Where a line contains the string "亚硝酸钠溶液", copy that line.
***
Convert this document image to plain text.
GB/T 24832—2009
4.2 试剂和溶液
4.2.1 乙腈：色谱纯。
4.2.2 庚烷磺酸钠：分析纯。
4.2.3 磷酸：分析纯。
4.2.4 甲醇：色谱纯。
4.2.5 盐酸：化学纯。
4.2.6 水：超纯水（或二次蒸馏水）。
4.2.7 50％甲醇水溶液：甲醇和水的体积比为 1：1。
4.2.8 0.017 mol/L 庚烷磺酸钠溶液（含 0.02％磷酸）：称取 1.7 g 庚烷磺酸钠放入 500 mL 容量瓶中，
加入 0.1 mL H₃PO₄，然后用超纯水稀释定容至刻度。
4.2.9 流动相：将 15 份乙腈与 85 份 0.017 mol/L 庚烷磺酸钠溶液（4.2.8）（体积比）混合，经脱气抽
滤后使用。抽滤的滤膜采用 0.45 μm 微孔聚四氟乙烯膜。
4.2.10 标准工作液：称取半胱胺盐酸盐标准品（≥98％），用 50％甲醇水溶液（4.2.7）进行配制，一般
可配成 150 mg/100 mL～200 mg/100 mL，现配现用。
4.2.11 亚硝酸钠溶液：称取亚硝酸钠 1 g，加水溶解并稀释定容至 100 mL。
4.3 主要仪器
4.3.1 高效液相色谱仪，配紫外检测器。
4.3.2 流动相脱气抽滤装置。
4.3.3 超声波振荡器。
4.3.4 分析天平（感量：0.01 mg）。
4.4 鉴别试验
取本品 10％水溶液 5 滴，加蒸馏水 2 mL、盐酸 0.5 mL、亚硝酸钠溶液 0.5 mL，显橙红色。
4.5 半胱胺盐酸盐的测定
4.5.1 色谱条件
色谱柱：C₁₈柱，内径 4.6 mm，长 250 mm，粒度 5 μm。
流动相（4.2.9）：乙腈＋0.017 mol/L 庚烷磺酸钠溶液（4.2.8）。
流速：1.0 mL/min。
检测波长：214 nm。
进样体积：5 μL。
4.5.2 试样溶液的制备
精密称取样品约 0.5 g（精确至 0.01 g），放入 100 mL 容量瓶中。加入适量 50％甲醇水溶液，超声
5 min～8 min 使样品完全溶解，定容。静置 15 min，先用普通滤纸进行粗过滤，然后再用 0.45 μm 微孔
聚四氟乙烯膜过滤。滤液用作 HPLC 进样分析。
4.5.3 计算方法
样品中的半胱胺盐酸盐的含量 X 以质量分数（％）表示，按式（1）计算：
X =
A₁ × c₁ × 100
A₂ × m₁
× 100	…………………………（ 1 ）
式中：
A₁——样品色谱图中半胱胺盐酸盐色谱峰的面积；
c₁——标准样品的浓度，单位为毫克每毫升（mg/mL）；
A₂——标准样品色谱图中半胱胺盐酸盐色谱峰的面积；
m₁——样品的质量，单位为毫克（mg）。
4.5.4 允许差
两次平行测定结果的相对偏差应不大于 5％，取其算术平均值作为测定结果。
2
***
* **Expected output**:
4.2.11 亚硝酸钠溶液：称取亚硝酸钠 1 g，加水溶解并稀释定容至 100 mL。
取本品 10％水溶液 5 滴，加蒸馏水 2 mL、盐酸 0.5 mL、亚硝酸钠溶液 0.5 mL，显橙红色。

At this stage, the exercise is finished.